▶ [STATED PROBLEM]: Write out the data below word for word, from its first line through the line that contains "x-tick-label: Survitesse [290, 422, 376, 436]", including both of those lines.

● ● ● ● ● ● ●

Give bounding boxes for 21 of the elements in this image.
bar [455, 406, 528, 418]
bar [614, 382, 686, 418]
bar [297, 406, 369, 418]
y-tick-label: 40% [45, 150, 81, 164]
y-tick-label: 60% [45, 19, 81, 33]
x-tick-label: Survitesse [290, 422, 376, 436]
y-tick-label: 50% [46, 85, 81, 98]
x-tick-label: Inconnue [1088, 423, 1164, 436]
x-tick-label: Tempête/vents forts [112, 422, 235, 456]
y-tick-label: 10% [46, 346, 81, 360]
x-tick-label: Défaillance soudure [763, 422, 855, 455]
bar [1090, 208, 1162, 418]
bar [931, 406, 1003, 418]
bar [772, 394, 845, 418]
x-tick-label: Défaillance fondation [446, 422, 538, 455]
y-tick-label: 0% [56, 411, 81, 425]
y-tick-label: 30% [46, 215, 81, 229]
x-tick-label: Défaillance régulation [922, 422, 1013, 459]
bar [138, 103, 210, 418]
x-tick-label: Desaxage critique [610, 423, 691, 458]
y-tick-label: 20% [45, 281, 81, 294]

● ● ● ● ● ● ●

▶ [SOLVED EXERCISE]:
Give bounding boxes for 21 of the elements in this image.
bar [455, 406, 528, 418]
bar [614, 382, 686, 418]
bar [297, 406, 369, 418]
y-tick-label: 40% [45, 150, 81, 164]
y-tick-label: 60% [45, 19, 81, 33]
x-tick-label: Survitesse [290, 422, 376, 436]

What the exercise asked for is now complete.